**WRITTEN INSTRUCTION:** Find every line in the records below that holds the word "data", and copy it out.

── THE INPUT

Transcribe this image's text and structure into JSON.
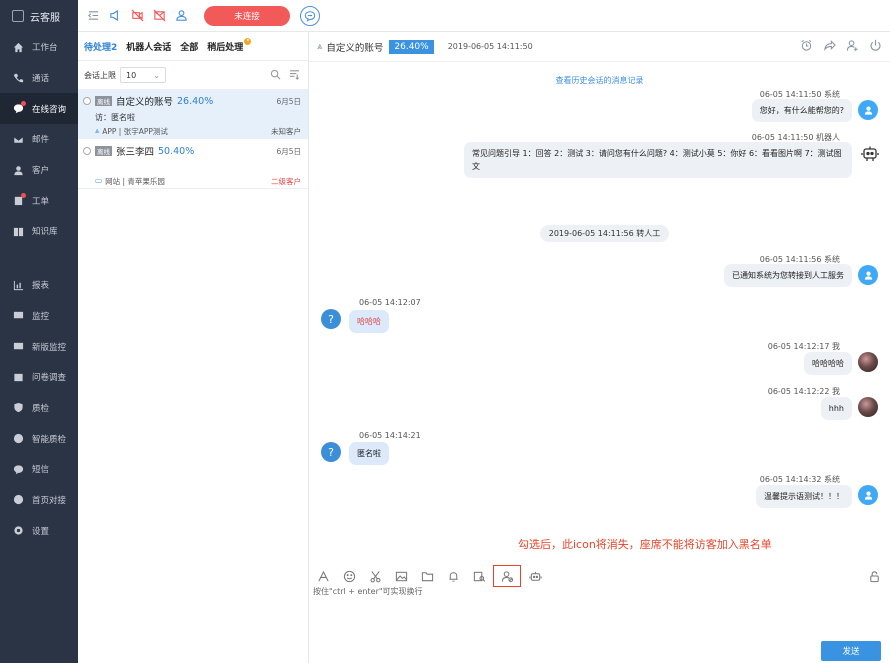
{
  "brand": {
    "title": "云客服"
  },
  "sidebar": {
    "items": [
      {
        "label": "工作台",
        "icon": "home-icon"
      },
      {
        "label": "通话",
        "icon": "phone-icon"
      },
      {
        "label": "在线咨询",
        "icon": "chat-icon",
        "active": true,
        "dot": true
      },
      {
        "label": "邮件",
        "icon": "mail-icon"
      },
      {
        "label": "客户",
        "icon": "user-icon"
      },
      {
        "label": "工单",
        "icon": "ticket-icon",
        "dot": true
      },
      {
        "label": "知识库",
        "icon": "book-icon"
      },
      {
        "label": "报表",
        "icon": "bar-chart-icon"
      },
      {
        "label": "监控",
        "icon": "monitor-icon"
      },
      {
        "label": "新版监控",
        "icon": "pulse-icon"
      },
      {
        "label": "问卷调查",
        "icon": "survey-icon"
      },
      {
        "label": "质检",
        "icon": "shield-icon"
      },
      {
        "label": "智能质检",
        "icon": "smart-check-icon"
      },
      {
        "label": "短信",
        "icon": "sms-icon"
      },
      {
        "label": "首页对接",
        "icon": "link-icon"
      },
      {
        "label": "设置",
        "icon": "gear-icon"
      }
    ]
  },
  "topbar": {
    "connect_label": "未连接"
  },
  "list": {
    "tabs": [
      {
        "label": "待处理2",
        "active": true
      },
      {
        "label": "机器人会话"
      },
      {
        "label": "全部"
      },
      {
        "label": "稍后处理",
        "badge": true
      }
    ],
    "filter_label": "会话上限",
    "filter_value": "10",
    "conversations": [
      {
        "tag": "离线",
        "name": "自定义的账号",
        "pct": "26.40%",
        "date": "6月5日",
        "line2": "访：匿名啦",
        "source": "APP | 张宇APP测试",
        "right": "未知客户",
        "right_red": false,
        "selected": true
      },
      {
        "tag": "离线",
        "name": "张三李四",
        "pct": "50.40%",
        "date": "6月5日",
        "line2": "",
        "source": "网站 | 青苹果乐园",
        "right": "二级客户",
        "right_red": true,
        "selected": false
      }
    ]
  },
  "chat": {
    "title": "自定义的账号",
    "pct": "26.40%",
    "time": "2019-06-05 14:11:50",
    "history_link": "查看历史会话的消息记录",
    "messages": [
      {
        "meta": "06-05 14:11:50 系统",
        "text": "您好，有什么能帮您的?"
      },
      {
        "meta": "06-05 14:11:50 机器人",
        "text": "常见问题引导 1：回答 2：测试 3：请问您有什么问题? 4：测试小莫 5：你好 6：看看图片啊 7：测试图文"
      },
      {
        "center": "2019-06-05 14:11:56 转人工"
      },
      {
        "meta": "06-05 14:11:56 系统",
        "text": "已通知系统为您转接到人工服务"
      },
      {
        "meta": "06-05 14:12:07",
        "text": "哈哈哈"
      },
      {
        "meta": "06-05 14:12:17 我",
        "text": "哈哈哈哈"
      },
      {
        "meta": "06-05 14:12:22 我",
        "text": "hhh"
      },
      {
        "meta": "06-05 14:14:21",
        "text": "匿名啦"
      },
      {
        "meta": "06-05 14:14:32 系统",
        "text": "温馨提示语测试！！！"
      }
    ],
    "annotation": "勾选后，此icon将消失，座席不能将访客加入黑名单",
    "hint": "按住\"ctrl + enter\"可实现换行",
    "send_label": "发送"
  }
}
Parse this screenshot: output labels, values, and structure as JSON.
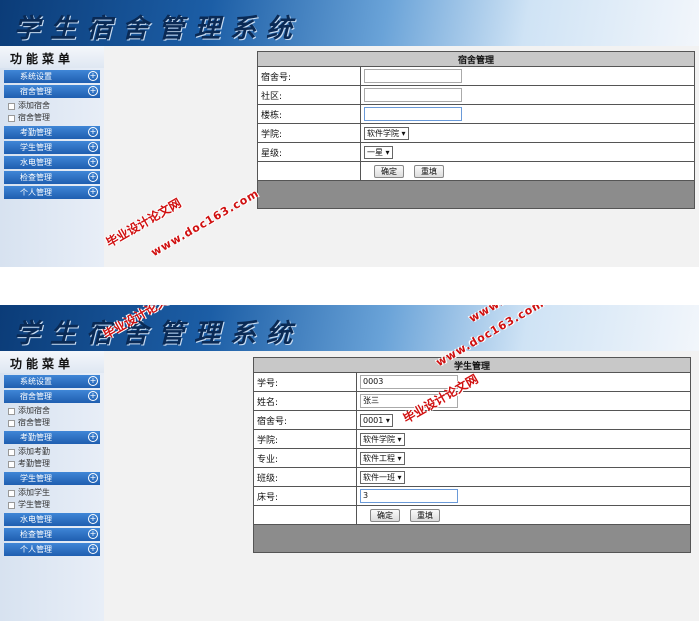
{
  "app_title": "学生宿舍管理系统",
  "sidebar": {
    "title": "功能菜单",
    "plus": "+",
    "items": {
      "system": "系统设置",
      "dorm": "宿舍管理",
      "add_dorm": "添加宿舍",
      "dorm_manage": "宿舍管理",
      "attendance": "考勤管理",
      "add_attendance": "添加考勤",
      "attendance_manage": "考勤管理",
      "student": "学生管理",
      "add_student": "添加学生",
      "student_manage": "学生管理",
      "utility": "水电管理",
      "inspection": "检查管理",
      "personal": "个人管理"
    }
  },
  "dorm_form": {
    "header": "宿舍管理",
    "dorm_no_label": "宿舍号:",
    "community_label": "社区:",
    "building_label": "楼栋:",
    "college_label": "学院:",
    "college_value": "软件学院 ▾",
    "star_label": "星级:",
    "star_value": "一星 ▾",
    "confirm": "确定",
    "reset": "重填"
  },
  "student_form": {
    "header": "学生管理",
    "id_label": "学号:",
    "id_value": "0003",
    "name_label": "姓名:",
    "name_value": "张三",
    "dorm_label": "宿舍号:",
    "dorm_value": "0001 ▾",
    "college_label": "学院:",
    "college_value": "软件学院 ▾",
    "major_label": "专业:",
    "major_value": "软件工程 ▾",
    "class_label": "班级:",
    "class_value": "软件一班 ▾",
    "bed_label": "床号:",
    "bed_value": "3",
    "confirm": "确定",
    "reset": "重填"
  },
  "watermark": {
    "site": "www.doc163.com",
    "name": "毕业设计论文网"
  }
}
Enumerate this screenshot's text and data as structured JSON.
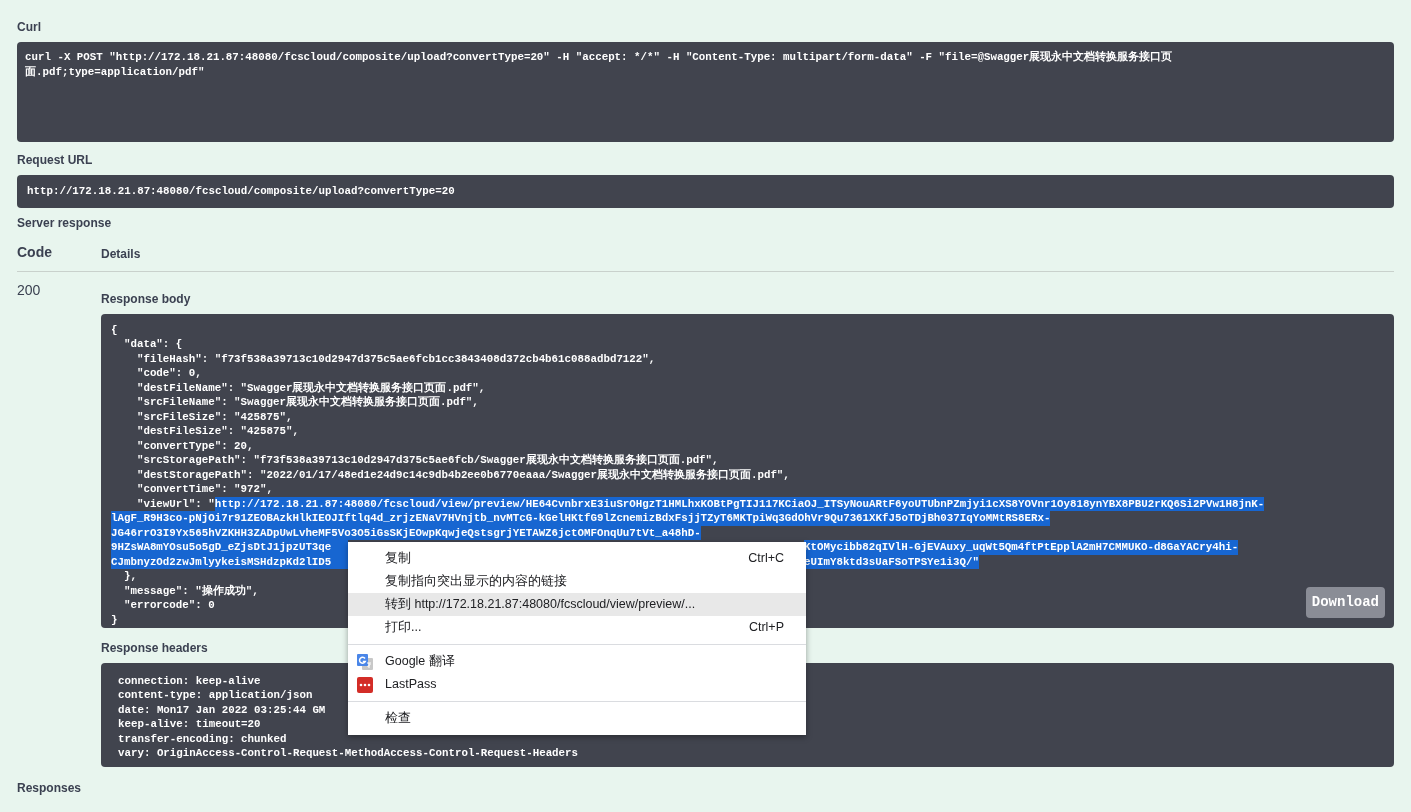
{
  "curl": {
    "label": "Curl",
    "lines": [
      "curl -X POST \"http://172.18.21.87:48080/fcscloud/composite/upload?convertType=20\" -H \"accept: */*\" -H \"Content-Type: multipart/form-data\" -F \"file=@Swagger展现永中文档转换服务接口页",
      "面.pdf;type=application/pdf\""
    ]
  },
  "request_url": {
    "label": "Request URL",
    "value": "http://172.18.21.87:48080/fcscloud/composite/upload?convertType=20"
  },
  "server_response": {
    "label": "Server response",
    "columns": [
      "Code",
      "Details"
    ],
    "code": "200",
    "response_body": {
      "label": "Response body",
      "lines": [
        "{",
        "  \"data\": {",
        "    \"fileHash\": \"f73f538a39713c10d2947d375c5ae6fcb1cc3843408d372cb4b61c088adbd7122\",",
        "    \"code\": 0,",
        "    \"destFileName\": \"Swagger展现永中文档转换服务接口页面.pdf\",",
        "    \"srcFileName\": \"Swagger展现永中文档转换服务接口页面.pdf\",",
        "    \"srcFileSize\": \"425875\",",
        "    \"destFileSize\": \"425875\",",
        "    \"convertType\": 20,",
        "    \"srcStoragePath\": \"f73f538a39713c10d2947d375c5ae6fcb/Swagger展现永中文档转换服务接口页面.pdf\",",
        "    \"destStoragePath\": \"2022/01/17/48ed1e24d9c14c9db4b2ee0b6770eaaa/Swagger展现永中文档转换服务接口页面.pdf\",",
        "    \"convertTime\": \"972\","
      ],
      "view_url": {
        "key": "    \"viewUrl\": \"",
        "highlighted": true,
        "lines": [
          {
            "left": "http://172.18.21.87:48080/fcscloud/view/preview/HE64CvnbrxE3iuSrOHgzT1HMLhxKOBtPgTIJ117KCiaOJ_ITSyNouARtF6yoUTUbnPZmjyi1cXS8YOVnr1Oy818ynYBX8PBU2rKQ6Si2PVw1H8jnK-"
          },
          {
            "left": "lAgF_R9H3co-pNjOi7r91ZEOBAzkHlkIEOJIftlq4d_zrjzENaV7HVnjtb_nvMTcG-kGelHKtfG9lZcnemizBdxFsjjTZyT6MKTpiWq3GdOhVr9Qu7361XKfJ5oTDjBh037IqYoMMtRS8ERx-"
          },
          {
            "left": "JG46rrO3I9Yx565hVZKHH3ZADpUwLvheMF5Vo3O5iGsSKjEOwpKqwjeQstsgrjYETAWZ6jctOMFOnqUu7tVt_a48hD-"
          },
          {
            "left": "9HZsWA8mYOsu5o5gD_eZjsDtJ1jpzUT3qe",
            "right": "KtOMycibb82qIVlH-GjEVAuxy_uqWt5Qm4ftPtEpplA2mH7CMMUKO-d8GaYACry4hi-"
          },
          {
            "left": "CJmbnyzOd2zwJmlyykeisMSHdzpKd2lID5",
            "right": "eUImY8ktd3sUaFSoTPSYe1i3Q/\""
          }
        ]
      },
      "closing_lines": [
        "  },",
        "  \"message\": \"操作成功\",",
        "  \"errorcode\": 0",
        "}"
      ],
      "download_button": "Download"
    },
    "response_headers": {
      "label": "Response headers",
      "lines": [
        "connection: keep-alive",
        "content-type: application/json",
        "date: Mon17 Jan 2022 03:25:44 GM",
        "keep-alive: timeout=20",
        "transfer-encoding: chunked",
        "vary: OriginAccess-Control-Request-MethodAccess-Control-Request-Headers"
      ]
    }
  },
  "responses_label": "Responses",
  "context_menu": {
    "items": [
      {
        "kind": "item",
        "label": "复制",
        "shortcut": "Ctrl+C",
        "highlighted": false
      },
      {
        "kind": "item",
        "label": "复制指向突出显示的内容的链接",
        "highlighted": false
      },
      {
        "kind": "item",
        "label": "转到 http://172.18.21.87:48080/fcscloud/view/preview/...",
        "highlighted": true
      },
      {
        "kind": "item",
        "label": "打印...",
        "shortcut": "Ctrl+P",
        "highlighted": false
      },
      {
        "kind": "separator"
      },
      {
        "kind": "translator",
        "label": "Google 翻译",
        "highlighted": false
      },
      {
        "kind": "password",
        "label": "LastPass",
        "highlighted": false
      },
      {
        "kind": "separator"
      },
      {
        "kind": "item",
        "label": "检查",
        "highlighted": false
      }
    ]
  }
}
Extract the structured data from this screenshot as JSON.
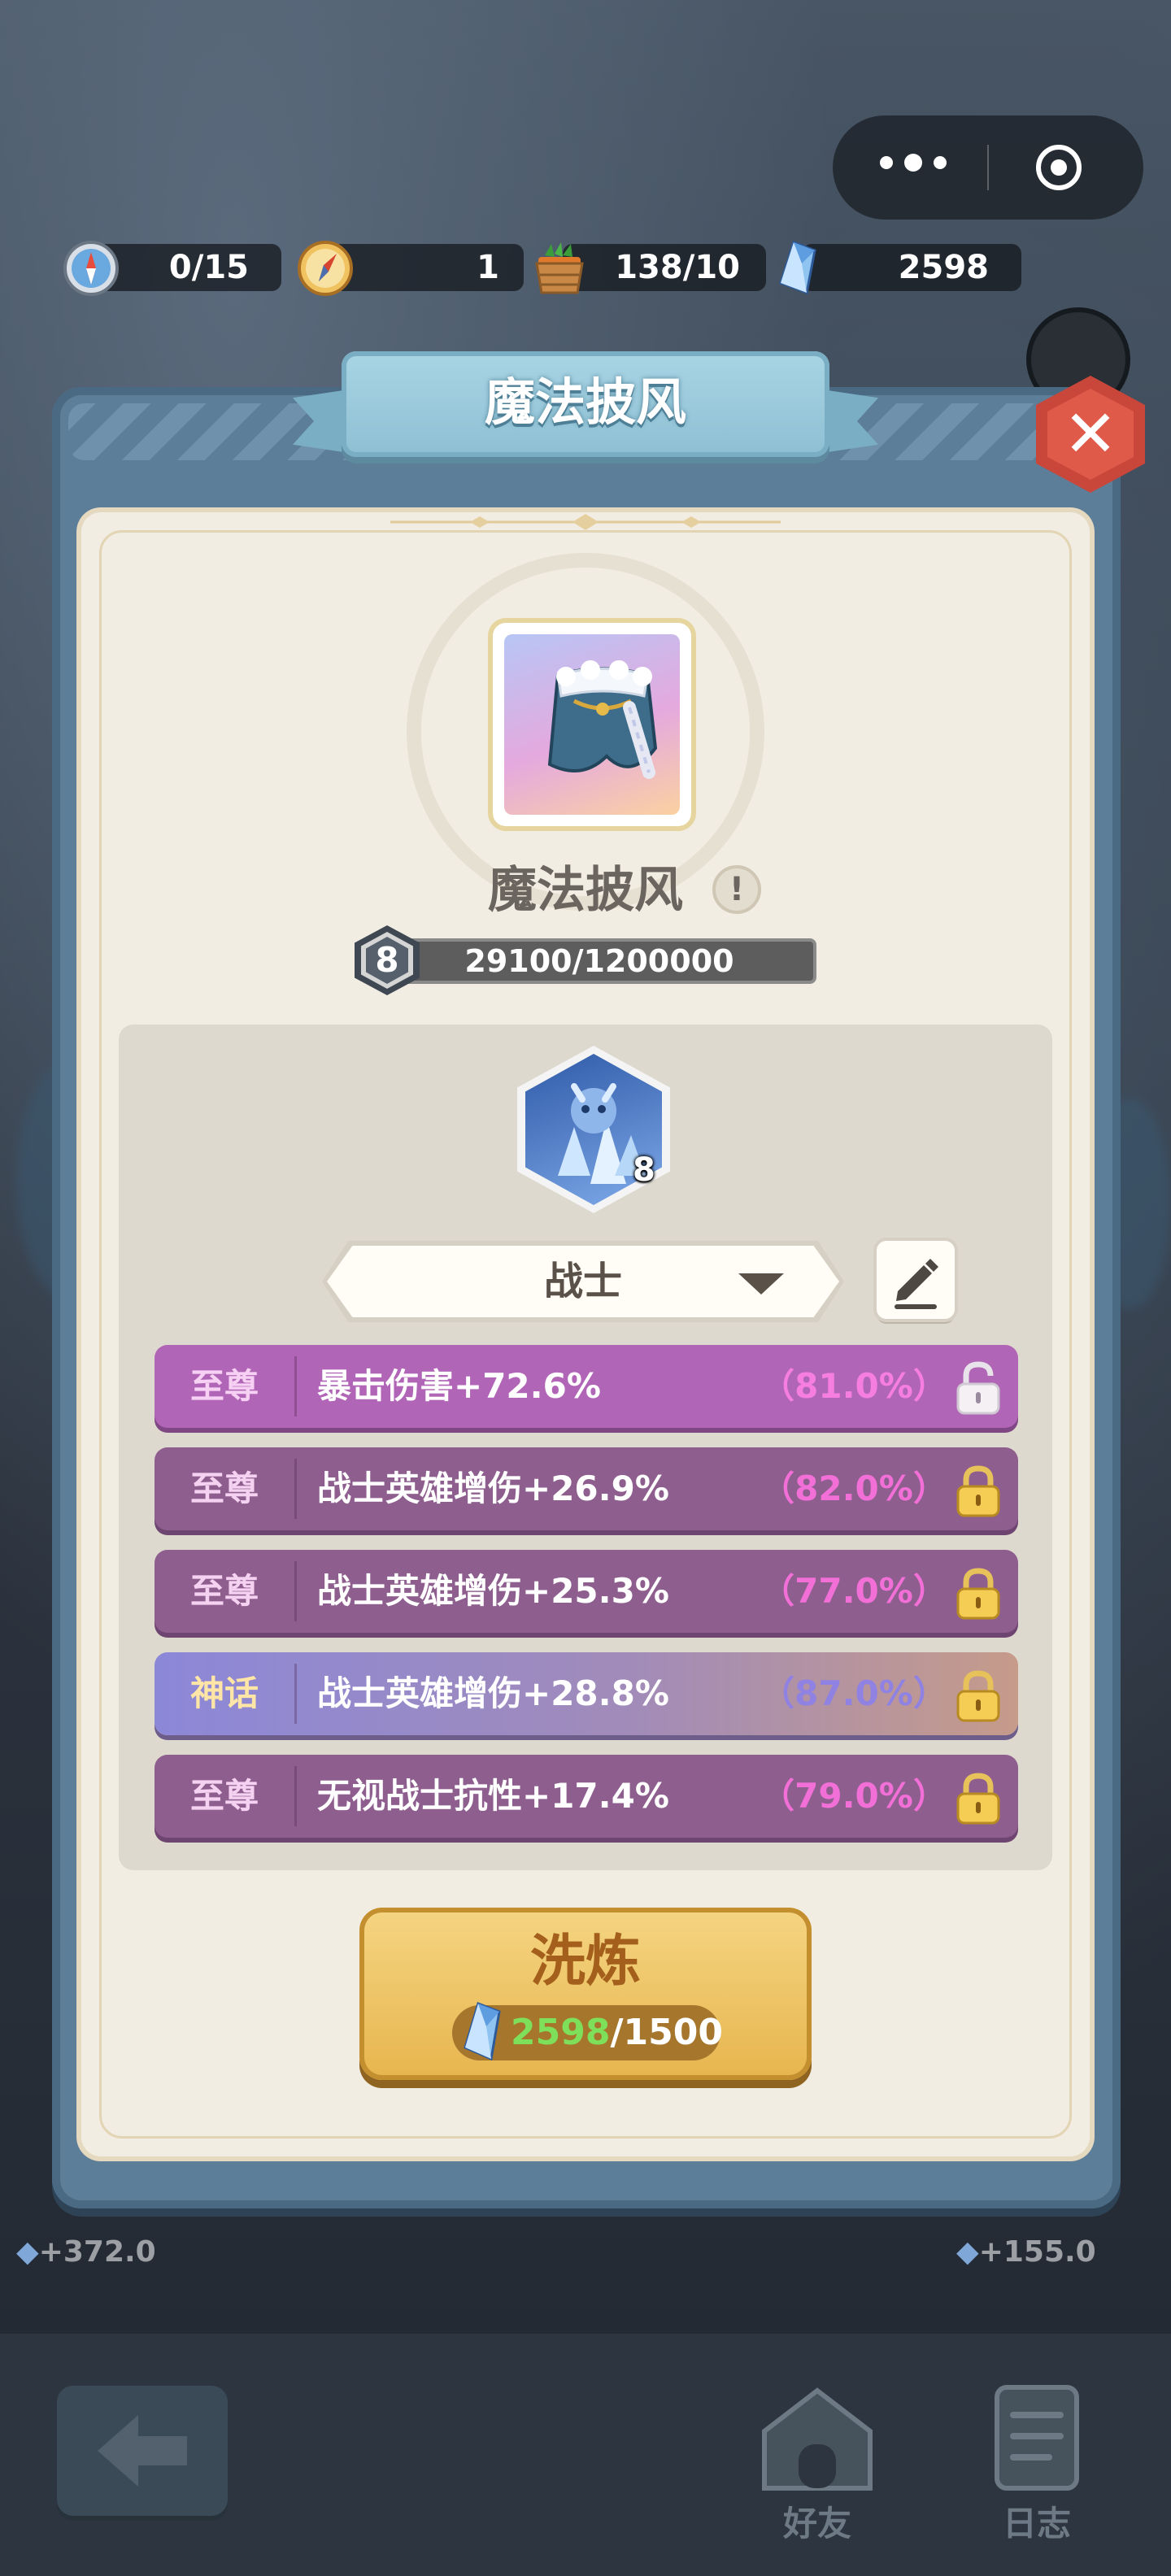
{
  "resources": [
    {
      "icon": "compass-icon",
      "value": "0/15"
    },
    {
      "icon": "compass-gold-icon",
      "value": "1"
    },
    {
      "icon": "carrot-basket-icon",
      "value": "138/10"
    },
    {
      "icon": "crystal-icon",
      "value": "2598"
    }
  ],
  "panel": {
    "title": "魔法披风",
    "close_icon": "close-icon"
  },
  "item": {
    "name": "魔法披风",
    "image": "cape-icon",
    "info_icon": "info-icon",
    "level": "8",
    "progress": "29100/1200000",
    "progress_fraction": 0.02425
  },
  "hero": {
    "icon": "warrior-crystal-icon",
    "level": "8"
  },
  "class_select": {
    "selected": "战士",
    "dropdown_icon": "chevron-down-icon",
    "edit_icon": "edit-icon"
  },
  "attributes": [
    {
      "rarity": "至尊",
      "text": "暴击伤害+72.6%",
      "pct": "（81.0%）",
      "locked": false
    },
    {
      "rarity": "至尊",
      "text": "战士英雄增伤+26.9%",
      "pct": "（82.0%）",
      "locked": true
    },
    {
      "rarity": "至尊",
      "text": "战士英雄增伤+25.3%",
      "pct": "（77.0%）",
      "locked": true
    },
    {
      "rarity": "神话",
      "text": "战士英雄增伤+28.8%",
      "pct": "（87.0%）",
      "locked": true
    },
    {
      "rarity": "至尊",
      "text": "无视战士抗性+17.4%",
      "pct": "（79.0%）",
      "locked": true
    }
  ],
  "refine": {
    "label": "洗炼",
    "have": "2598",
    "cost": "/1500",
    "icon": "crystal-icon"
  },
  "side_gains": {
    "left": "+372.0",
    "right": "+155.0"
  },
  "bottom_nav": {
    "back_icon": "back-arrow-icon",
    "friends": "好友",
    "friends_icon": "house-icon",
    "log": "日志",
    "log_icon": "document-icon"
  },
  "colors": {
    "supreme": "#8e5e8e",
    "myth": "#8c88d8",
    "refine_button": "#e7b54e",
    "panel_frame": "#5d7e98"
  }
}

────

**RESPONSE TO THE EXERCISE:**
Enumerate this screenshot's text and data as structured JSON.
      "curl -X POST \"http://172.18.21.87:48080/fcscloud/composite/upload?convertType=20\" -H \"accept: */*\" -H \"Content-Type: multipart/form-data\" -F \"file=@Swagger展现永中文档转换服务接口页",
        "  \"data\": {",
Extract the structured data from this screenshot as JSON.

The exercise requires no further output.